**Exercise directions:** Below are some records; give them all again exactly, but not the pictures.
[Begin]
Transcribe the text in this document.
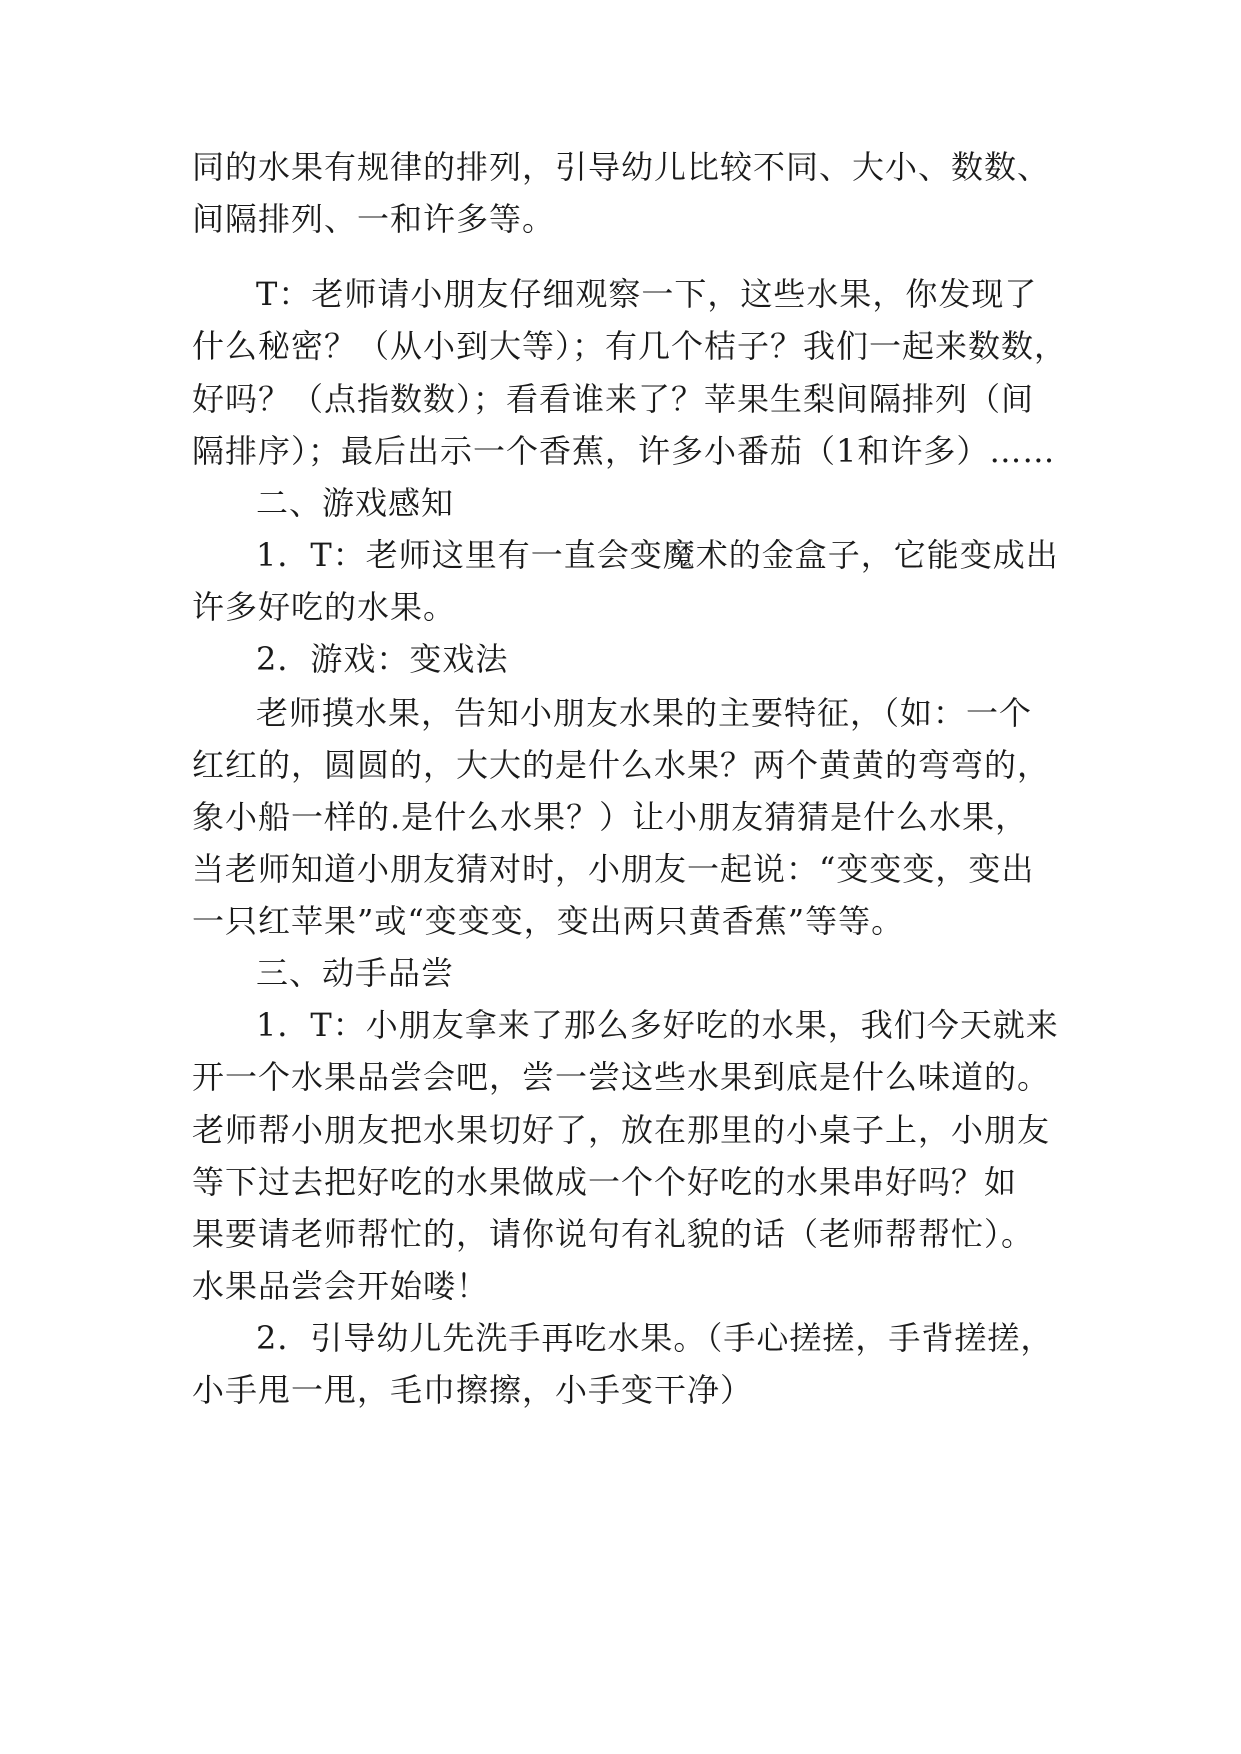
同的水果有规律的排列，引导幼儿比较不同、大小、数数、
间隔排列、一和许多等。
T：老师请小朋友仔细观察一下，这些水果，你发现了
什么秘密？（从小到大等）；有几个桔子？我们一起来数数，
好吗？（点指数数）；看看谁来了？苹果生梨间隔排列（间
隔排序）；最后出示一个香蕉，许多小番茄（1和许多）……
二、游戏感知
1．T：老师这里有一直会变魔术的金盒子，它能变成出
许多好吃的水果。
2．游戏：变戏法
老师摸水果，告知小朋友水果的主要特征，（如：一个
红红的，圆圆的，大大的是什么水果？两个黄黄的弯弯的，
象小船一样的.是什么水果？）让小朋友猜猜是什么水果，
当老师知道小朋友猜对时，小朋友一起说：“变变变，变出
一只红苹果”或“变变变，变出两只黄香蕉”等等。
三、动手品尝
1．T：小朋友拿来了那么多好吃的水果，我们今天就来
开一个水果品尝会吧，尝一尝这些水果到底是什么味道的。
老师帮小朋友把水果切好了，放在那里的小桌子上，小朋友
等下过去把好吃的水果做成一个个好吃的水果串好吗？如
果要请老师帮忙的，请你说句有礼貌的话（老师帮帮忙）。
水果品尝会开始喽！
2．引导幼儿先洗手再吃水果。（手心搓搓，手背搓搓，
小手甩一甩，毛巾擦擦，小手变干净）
[End]
**Task response:**
Transcribe the text in this document.
同的水果有规律的排列，引导幼儿比较不同、大小、数数、
间隔排列、一和许多等。
T：老师请小朋友仔细观察一下，这些水果，你发现了
什么秘密？（从小到大等）；有几个桔子？我们一起来数数，
好吗？（点指数数）；看看谁来了？苹果生梨间隔排列（间
隔排序）；最后出示一个香蕉，许多小番茄（1和许多）……
二、游戏感知
1．T：老师这里有一直会变魔术的金盒子，它能变成出
许多好吃的水果。
2．游戏：变戏法
老师摸水果，告知小朋友水果的主要特征，（如：一个
红红的，圆圆的，大大的是什么水果？两个黄黄的弯弯的，
象小船一样的.是什么水果？）让小朋友猜猜是什么水果，
当老师知道小朋友猜对时，小朋友一起说：“变变变，变出
一只红苹果”或“变变变，变出两只黄香蕉”等等。
三、动手品尝
1．T：小朋友拿来了那么多好吃的水果，我们今天就来
开一个水果品尝会吧，尝一尝这些水果到底是什么味道的。
老师帮小朋友把水果切好了，放在那里的小桌子上，小朋友
等下过去把好吃的水果做成一个个好吃的水果串好吗？如
果要请老师帮忙的，请你说句有礼貌的话（老师帮帮忙）。
水果品尝会开始喽！
2．引导幼儿先洗手再吃水果。（手心搓搓，手背搓搓，
小手甩一甩，毛巾擦擦，小手变干净）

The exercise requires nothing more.